[Given request]: Render the data from its first line through the line containing "- spheroid-image: [382, 156, 457, 208]" as a JSON list of strings, one string per line, leaving out blank lines.

Layout coordinate data
## Begin
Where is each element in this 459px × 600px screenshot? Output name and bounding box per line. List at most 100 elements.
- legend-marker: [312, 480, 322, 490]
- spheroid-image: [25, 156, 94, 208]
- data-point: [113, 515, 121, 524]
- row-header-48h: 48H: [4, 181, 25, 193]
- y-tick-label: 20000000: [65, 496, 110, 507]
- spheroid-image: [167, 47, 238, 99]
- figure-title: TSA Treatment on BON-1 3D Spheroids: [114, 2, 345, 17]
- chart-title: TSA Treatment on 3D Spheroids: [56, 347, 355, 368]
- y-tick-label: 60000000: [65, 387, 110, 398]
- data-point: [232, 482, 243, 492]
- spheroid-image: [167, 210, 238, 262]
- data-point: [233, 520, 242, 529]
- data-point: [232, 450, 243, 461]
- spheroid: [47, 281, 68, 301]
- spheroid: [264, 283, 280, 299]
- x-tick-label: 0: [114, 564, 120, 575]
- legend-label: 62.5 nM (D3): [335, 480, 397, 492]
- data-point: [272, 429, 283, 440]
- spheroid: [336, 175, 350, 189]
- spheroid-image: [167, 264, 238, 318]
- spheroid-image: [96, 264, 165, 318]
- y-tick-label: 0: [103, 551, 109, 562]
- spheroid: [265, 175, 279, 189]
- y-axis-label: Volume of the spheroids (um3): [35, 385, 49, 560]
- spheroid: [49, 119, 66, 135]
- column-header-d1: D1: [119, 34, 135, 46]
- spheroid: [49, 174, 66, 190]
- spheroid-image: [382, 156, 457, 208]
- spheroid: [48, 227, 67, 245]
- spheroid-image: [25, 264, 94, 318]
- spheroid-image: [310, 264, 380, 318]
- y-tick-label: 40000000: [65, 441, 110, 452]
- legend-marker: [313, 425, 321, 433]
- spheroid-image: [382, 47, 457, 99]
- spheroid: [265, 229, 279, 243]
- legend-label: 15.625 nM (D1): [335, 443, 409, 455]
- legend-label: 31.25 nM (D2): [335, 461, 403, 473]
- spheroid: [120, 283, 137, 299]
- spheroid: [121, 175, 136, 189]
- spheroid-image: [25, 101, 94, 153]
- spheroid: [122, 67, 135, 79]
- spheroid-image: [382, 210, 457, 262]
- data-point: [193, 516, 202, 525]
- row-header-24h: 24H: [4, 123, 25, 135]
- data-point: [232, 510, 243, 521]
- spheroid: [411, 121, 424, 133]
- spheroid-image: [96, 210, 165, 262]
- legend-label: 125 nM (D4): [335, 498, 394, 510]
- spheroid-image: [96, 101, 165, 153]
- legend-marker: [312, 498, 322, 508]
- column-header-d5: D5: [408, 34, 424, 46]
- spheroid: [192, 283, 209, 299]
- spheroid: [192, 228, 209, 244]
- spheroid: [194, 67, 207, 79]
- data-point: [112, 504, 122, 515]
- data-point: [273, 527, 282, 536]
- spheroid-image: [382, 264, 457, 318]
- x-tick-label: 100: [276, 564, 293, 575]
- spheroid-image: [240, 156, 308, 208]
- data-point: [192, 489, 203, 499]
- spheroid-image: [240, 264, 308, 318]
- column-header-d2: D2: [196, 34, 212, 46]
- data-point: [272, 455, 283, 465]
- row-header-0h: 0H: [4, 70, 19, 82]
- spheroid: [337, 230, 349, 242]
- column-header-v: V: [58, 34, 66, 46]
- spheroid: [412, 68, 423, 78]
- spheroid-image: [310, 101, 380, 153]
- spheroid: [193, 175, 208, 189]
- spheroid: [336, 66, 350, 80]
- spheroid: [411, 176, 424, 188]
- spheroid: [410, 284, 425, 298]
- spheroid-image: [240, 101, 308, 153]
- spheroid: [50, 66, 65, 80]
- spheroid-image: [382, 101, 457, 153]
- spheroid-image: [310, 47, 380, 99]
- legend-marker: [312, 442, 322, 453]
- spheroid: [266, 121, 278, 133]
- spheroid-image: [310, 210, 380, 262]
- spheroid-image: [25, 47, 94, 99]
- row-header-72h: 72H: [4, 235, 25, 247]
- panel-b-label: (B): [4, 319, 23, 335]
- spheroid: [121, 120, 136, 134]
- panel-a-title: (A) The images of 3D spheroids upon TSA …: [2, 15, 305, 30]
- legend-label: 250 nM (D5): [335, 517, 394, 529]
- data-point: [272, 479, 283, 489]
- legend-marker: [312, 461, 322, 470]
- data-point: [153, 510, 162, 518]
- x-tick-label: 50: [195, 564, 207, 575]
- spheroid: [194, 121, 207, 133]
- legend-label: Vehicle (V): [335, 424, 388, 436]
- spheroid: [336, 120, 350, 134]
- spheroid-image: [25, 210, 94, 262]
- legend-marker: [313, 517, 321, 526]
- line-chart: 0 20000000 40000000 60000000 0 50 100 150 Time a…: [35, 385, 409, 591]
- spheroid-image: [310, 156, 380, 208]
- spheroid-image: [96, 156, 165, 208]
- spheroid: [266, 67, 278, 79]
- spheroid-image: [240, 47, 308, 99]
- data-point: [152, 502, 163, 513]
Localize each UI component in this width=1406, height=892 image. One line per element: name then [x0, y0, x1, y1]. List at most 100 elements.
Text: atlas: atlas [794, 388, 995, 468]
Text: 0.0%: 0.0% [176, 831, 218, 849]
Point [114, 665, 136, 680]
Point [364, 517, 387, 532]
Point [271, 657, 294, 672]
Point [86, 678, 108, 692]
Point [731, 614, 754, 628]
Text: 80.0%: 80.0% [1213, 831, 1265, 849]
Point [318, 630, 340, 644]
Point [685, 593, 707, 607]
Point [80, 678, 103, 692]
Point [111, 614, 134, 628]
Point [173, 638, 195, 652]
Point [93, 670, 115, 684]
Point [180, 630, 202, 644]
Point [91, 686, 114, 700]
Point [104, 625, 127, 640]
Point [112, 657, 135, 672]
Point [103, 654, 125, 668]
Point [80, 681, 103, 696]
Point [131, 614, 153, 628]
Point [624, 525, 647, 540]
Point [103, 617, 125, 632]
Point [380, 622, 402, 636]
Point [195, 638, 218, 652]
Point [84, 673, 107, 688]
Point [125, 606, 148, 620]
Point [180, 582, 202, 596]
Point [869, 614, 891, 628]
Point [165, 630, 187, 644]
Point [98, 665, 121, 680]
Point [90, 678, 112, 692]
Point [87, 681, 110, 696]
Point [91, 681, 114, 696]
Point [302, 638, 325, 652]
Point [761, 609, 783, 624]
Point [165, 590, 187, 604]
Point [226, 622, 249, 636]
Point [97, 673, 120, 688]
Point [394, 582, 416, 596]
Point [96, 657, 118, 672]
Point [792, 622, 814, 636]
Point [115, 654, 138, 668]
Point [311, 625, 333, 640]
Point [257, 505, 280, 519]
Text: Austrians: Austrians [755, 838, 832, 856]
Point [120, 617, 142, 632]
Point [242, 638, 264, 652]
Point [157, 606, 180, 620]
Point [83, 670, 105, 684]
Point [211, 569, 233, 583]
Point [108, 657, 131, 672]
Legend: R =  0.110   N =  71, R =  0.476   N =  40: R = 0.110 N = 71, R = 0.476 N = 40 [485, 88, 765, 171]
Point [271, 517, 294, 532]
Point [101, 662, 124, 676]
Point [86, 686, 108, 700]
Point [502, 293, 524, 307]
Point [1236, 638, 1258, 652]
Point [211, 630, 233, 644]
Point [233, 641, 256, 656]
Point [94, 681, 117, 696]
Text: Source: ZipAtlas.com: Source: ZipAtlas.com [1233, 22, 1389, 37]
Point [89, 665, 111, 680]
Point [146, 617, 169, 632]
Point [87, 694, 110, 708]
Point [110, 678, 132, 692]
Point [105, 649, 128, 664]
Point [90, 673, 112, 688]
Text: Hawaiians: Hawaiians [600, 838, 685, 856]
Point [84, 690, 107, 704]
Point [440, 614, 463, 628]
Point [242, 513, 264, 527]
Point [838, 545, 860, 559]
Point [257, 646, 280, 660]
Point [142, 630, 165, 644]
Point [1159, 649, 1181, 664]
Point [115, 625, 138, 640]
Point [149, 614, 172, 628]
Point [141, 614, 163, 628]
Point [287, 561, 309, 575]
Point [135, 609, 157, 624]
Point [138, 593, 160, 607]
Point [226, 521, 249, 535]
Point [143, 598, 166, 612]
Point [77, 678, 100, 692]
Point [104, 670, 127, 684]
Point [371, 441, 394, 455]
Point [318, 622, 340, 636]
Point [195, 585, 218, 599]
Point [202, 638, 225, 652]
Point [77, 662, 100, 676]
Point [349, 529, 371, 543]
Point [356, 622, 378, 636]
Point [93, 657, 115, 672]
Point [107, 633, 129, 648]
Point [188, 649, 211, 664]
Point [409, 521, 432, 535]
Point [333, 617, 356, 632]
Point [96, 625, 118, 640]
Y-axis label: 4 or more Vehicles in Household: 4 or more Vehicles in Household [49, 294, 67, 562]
## End
[The solution]:
[
  "Where is each element in this 459px × 600px screenshot? Output name and bounding box per line. List at most 100 elements.",
  "- legend-marker: [312, 480, 322, 490]",
  "- spheroid-image: [25, 156, 94, 208]",
  "- data-point: [113, 515, 121, 524]",
  "- row-header-48h: 48H: [4, 181, 25, 193]",
  "- y-tick-label: 20000000: [65, 496, 110, 507]",
  "- spheroid-image: [167, 47, 238, 99]",
  "- figure-title: TSA Treatment on BON-1 3D Spheroids: [114, 2, 345, 17]",
  "- chart-title: TSA Treatment on 3D Spheroids: [56, 347, 355, 368]",
  "- y-tick-label: 60000000: [65, 387, 110, 398]",
  "- data-point: [232, 482, 243, 492]",
  "- spheroid-image: [167, 210, 238, 262]",
  "- data-point: [233, 520, 242, 529]",
  "- data-point: [232, 450, 243, 461]",
  "- spheroid: [47, 281, 68, 301]",
  "- spheroid: [264, 283, 280, 299]",
  "- x-tick-label: 0: [114, 564, 120, 575]",
  "- legend-label: 62.5 nM (D3): [335, 480, 397, 492]",
  "- data-point: [272, 429, 283, 440]",
  "- spheroid: [336, 175, 350, 189]",
  "- spheroid-image: [167, 264, 238, 318]",
  "- spheroid-image: [96, 264, 165, 318]",
  "- y-tick-label: 0: [103, 551, 109, 562]",
  "- spheroid: [265, 175, 279, 189]",
  "- y-axis-label: Volume of the spheroids (um3): [35, 385, 49, 560]",
  "- spheroid: [49, 119, 66, 135]",
  "- column-header-d1: D1: [119, 34, 135, 46]",
  "- spheroid: [49, 174, 66, 190]",
  "- spheroid-image: [382, 156, 457, 208]"
]